▼▼▼
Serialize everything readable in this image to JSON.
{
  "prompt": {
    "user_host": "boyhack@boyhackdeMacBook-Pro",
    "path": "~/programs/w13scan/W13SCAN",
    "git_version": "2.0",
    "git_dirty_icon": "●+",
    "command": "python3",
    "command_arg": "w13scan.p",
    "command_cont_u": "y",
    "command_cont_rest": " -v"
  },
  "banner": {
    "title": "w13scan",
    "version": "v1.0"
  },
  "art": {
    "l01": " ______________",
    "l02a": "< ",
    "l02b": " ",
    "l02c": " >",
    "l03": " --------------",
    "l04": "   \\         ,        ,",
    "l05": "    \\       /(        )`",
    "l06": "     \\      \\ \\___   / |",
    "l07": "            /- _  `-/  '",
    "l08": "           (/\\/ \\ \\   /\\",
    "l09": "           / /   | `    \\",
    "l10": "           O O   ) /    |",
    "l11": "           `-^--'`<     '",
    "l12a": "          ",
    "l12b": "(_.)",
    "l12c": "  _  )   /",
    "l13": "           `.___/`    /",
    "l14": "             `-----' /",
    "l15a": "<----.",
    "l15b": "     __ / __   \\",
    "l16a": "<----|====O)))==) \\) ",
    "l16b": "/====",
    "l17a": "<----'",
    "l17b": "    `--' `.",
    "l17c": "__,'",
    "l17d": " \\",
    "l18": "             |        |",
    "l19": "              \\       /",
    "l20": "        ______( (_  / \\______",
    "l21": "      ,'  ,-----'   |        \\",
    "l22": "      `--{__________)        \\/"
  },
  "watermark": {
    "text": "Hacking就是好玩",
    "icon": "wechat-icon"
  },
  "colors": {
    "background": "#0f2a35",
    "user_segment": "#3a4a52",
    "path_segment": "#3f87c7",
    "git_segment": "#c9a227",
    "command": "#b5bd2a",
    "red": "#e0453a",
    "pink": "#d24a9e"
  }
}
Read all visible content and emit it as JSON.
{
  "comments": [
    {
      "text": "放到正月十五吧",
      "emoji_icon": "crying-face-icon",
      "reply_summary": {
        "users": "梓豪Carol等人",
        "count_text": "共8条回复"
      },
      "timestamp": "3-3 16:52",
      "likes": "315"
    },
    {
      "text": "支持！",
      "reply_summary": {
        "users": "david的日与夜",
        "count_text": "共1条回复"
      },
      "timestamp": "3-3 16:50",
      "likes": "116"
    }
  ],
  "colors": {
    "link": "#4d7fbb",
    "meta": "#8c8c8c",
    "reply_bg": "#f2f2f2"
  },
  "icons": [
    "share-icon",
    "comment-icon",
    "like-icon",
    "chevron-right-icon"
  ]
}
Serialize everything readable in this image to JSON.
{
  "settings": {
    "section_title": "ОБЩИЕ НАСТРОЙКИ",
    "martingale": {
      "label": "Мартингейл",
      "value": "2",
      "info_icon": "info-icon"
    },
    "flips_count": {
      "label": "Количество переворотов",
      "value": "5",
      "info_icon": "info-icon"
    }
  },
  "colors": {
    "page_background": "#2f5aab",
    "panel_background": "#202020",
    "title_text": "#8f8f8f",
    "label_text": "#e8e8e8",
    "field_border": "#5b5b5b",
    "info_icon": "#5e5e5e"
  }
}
▲▲▲
• **DIRECTION**:
Write down every line of the data exactly as it appears above.

• **RESULT FOR THIS TASK**:
Serialize everything readable in this image to JSON.
{
  "prompt": {
    "user_host": "boyhack@boyhackdeMacBook-Pro",
    "path": "~/programs/w13scan/W13SCAN",
    "git_version": "2.0",
    "git_dirty_icon": "●+",
    "command": "python3",
    "command_arg": "w13scan.p",
    "command_cont_u": "y",
    "command_cont_rest": " -v"
  },
  "banner": {
    "title": "w13scan",
    "version": "v1.0"
  },
  "art": {
    "l01": " ______________",
    "l02a": "< ",
    "l02b": " ",
    "l02c": " >",
    "l03": " --------------",
    "l04": "   \\         ,        ,",
    "l05": "    \\       /(        )`",
    "l06": "     \\      \\ \\___   / |",
    "l07": "            /- _  `-/  '",
    "l08": "           (/\\/ \\ \\   /\\",
    "l09": "           / /   | `    \\",
    "l10": "           O O   ) /    |",
    "l11": "           `-^--'`<     '",
    "l12a": "          ",
    "l12b": "(_.)",
    "l12c": "  _  )   /",
    "l13": "           `.___/`    /",
    "l14": "             `-----' /",
    "l15a": "<----.",
    "l15b": "     __ / __   \\",
    "l16a": "<----|====O)))==) \\) ",
    "l16b": "/====",
    "l17a": "<----'",
    "l17b": "    `--' `.",
    "l17c": "__,'",
    "l17d": " \\",
    "l18": "             |        |",
    "l19": "              \\       /",
    "l20": "        ______( (_  / \\______",
    "l21": "      ,'  ,-----'   |        \\",
    "l22": "      `--{__________)        \\/"
  },
  "watermark": {
    "text": "Hacking就是好玩",
    "icon": "wechat-icon"
  },
  "colors": {
    "background": "#0f2a35",
    "user_segment": "#3a4a52",
    "path_segment": "#3f87c7",
    "git_segment": "#c9a227",
    "command": "#b5bd2a",
    "red": "#e0453a",
    "pink": "#d24a9e"
  }
}
Read all visible content and emit it as JSON.
{
  "comments": [
    {
      "text": "放到正月十五吧",
      "emoji_icon": "crying-face-icon",
      "reply_summary": {
        "users": "梓豪Carol等人",
        "count_text": "共8条回复"
      },
      "timestamp": "3-3 16:52",
      "likes": "315"
    },
    {
      "text": "支持！",
      "reply_summary": {
        "users": "david的日与夜",
        "count_text": "共1条回复"
      },
      "timestamp": "3-3 16:50",
      "likes": "116"
    }
  ],
  "colors": {
    "link": "#4d7fbb",
    "meta": "#8c8c8c",
    "reply_bg": "#f2f2f2"
  },
  "icons": [
    "share-icon",
    "comment-icon",
    "like-icon",
    "chevron-right-icon"
  ]
}
Serialize everything readable in this image to JSON.
{
  "settings": {
    "section_title": "ОБЩИЕ НАСТРОЙКИ",
    "martingale": {
      "label": "Мартингейл",
      "value": "2",
      "info_icon": "info-icon"
    },
    "flips_count": {
      "label": "Количество переворотов",
      "value": "5",
      "info_icon": "info-icon"
    }
  },
  "colors": {
    "page_background": "#2f5aab",
    "panel_background": "#202020",
    "title_text": "#8f8f8f",
    "label_text": "#e8e8e8",
    "field_border": "#5b5b5b",
    "info_icon": "#5e5e5e"
  }
}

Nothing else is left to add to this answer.